Your task — Your task is to print all of the data word for word.
+===+
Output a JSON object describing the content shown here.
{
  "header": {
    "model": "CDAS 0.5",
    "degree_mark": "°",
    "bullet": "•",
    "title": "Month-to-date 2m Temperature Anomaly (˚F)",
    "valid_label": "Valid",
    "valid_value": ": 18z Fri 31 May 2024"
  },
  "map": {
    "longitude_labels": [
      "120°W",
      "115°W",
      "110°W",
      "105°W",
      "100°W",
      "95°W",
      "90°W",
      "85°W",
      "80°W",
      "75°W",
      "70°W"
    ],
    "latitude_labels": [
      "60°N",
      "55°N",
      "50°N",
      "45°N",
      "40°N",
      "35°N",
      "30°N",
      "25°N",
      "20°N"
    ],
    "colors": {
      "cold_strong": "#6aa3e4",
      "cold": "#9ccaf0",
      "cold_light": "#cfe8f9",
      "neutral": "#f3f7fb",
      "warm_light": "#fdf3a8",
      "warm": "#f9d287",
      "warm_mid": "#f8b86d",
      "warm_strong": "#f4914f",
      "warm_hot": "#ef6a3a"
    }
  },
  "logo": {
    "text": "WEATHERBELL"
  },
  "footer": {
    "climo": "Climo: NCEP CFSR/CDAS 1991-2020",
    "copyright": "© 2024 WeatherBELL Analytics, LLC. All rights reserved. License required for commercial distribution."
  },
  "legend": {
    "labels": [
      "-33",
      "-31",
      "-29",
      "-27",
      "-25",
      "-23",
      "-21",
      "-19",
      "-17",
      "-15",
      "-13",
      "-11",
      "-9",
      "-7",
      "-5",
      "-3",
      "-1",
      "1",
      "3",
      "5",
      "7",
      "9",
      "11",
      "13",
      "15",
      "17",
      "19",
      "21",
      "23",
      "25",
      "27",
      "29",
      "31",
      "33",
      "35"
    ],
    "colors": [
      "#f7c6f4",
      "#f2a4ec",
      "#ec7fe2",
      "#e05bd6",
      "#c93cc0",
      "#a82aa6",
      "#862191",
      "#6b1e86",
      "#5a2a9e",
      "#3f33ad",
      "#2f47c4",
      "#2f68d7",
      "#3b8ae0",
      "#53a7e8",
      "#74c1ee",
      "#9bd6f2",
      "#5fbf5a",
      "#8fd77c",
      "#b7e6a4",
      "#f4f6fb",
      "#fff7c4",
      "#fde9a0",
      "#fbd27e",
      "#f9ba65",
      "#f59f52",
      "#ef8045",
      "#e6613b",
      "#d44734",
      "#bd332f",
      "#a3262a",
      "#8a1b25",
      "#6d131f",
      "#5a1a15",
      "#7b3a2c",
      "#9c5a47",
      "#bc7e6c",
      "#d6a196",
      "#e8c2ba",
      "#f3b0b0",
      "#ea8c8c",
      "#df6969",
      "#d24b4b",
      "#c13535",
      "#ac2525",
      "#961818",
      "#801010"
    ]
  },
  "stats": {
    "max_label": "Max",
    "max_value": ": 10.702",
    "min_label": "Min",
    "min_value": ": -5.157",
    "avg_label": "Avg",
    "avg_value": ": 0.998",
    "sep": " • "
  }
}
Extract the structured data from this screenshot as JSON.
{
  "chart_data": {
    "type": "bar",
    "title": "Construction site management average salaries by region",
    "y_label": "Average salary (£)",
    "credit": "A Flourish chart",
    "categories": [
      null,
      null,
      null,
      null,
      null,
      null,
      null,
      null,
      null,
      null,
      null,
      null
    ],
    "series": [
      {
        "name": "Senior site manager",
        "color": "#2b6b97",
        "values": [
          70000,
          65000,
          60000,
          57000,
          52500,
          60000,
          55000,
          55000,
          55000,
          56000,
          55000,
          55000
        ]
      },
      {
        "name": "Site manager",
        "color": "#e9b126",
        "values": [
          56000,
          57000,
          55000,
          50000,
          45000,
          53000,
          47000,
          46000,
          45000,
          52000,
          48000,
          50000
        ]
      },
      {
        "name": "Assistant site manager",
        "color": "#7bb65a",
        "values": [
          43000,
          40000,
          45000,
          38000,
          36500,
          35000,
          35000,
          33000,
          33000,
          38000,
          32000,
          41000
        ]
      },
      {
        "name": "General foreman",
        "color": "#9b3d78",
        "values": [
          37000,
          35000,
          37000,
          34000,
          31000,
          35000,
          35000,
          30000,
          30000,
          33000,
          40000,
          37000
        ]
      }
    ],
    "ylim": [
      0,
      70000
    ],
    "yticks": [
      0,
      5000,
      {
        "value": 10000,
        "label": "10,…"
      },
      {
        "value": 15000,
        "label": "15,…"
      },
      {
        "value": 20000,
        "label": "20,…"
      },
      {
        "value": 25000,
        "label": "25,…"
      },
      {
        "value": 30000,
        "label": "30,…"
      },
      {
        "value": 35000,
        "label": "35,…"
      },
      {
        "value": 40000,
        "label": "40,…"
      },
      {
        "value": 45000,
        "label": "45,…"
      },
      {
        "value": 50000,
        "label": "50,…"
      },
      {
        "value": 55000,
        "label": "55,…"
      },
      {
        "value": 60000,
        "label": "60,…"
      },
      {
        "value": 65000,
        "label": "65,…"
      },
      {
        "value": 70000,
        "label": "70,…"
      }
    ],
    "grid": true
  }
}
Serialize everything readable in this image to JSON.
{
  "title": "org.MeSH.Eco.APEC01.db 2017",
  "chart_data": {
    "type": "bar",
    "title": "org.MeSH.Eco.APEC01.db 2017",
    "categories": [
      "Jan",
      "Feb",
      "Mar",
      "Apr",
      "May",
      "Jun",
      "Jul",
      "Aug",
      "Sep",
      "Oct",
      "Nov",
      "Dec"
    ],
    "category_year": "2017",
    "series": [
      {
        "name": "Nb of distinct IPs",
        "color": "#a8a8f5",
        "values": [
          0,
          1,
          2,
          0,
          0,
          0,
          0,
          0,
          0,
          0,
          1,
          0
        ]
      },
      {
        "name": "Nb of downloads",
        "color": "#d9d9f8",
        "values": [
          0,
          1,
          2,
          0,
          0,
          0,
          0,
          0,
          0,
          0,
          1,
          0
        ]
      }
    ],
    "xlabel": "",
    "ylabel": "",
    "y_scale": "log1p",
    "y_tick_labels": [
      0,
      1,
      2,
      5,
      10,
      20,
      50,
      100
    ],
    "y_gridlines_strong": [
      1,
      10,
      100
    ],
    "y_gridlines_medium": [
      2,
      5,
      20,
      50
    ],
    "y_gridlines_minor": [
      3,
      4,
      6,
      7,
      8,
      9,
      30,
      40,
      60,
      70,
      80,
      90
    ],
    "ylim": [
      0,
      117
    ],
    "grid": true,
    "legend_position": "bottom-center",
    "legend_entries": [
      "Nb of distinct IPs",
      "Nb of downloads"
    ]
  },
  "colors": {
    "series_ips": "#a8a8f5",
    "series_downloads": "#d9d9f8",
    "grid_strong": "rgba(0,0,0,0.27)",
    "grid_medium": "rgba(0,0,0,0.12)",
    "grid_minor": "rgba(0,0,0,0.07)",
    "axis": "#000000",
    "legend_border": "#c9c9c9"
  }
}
+===+
Worked solution —
Output a JSON object describing the content shown here.
{
  "header": {
    "model": "CDAS 0.5",
    "degree_mark": "°",
    "bullet": "•",
    "title": "Month-to-date 2m Temperature Anomaly (˚F)",
    "valid_label": "Valid",
    "valid_value": ": 18z Fri 31 May 2024"
  },
  "map": {
    "longitude_labels": [
      "120°W",
      "115°W",
      "110°W",
      "105°W",
      "100°W",
      "95°W",
      "90°W",
      "85°W",
      "80°W",
      "75°W",
      "70°W"
    ],
    "latitude_labels": [
      "60°N",
      "55°N",
      "50°N",
      "45°N",
      "40°N",
      "35°N",
      "30°N",
      "25°N",
      "20°N"
    ],
    "colors": {
      "cold_strong": "#6aa3e4",
      "cold": "#9ccaf0",
      "cold_light": "#cfe8f9",
      "neutral": "#f3f7fb",
      "warm_light": "#fdf3a8",
      "warm": "#f9d287",
      "warm_mid": "#f8b86d",
      "warm_strong": "#f4914f",
      "warm_hot": "#ef6a3a"
    }
  },
  "logo": {
    "text": "WEATHERBELL"
  },
  "footer": {
    "climo": "Climo: NCEP CFSR/CDAS 1991-2020",
    "copyright": "© 2024 WeatherBELL Analytics, LLC. All rights reserved. License required for commercial distribution."
  },
  "legend": {
    "labels": [
      "-33",
      "-31",
      "-29",
      "-27",
      "-25",
      "-23",
      "-21",
      "-19",
      "-17",
      "-15",
      "-13",
      "-11",
      "-9",
      "-7",
      "-5",
      "-3",
      "-1",
      "1",
      "3",
      "5",
      "7",
      "9",
      "11",
      "13",
      "15",
      "17",
      "19",
      "21",
      "23",
      "25",
      "27",
      "29",
      "31",
      "33",
      "35"
    ],
    "colors": [
      "#f7c6f4",
      "#f2a4ec",
      "#ec7fe2",
      "#e05bd6",
      "#c93cc0",
      "#a82aa6",
      "#862191",
      "#6b1e86",
      "#5a2a9e",
      "#3f33ad",
      "#2f47c4",
      "#2f68d7",
      "#3b8ae0",
      "#53a7e8",
      "#74c1ee",
      "#9bd6f2",
      "#5fbf5a",
      "#8fd77c",
      "#b7e6a4",
      "#f4f6fb",
      "#fff7c4",
      "#fde9a0",
      "#fbd27e",
      "#f9ba65",
      "#f59f52",
      "#ef8045",
      "#e6613b",
      "#d44734",
      "#bd332f",
      "#a3262a",
      "#8a1b25",
      "#6d131f",
      "#5a1a15",
      "#7b3a2c",
      "#9c5a47",
      "#bc7e6c",
      "#d6a196",
      "#e8c2ba",
      "#f3b0b0",
      "#ea8c8c",
      "#df6969",
      "#d24b4b",
      "#c13535",
      "#ac2525",
      "#961818",
      "#801010"
    ]
  },
  "stats": {
    "max_label": "Max",
    "max_value": ": 10.702",
    "min_label": "Min",
    "min_value": ": -5.157",
    "avg_label": "Avg",
    "avg_value": ": 0.998",
    "sep": " • "
  }
}
Extract the structured data from this screenshot as JSON.
{
  "chart_data": {
    "type": "bar",
    "title": "Construction site management average salaries by region",
    "y_label": "Average salary (£)",
    "credit": "A Flourish chart",
    "categories": [
      null,
      null,
      null,
      null,
      null,
      null,
      null,
      null,
      null,
      null,
      null,
      null
    ],
    "series": [
      {
        "name": "Senior site manager",
        "color": "#2b6b97",
        "values": [
          70000,
          65000,
          60000,
          57000,
          52500,
          60000,
          55000,
          55000,
          55000,
          56000,
          55000,
          55000
        ]
      },
      {
        "name": "Site manager",
        "color": "#e9b126",
        "values": [
          56000,
          57000,
          55000,
          50000,
          45000,
          53000,
          47000,
          46000,
          45000,
          52000,
          48000,
          50000
        ]
      },
      {
        "name": "Assistant site manager",
        "color": "#7bb65a",
        "values": [
          43000,
          40000,
          45000,
          38000,
          36500,
          35000,
          35000,
          33000,
          33000,
          38000,
          32000,
          41000
        ]
      },
      {
        "name": "General foreman",
        "color": "#9b3d78",
        "values": [
          37000,
          35000,
          37000,
          34000,
          31000,
          35000,
          35000,
          30000,
          30000,
          33000,
          40000,
          37000
        ]
      }
    ],
    "ylim": [
      0,
      70000
    ],
    "yticks": [
      0,
      5000,
      {
        "value": 10000,
        "label": "10,…"
      },
      {
        "value": 15000,
        "label": "15,…"
      },
      {
        "value": 20000,
        "label": "20,…"
      },
      {
        "value": 25000,
        "label": "25,…"
      },
      {
        "value": 30000,
        "label": "30,…"
      },
      {
        "value": 35000,
        "label": "35,…"
      },
      {
        "value": 40000,
        "label": "40,…"
      },
      {
        "value": 45000,
        "label": "45,…"
      },
      {
        "value": 50000,
        "label": "50,…"
      },
      {
        "value": 55000,
        "label": "55,…"
      },
      {
        "value": 60000,
        "label": "60,…"
      },
      {
        "value": 65000,
        "label": "65,…"
      },
      {
        "value": 70000,
        "label": "70,…"
      }
    ],
    "grid": true
  }
}
Serialize everything readable in this image to JSON.
{
  "title": "org.MeSH.Eco.APEC01.db 2017",
  "chart_data": {
    "type": "bar",
    "title": "org.MeSH.Eco.APEC01.db 2017",
    "categories": [
      "Jan",
      "Feb",
      "Mar",
      "Apr",
      "May",
      "Jun",
      "Jul",
      "Aug",
      "Sep",
      "Oct",
      "Nov",
      "Dec"
    ],
    "category_year": "2017",
    "series": [
      {
        "name": "Nb of distinct IPs",
        "color": "#a8a8f5",
        "values": [
          0,
          1,
          2,
          0,
          0,
          0,
          0,
          0,
          0,
          0,
          1,
          0
        ]
      },
      {
        "name": "Nb of downloads",
        "color": "#d9d9f8",
        "values": [
          0,
          1,
          2,
          0,
          0,
          0,
          0,
          0,
          0,
          0,
          1,
          0
        ]
      }
    ],
    "xlabel": "",
    "ylabel": "",
    "y_scale": "log1p",
    "y_tick_labels": [
      0,
      1,
      2,
      5,
      10,
      20,
      50,
      100
    ],
    "y_gridlines_strong": [
      1,
      10,
      100
    ],
    "y_gridlines_medium": [
      2,
      5,
      20,
      50
    ],
    "y_gridlines_minor": [
      3,
      4,
      6,
      7,
      8,
      9,
      30,
      40,
      60,
      70,
      80,
      90
    ],
    "ylim": [
      0,
      117
    ],
    "grid": true,
    "legend_position": "bottom-center",
    "legend_entries": [
      "Nb of distinct IPs",
      "Nb of downloads"
    ]
  },
  "colors": {
    "series_ips": "#a8a8f5",
    "series_downloads": "#d9d9f8",
    "grid_strong": "rgba(0,0,0,0.27)",
    "grid_medium": "rgba(0,0,0,0.12)",
    "grid_minor": "rgba(0,0,0,0.07)",
    "axis": "#000000",
    "legend_border": "#c9c9c9"
  }
}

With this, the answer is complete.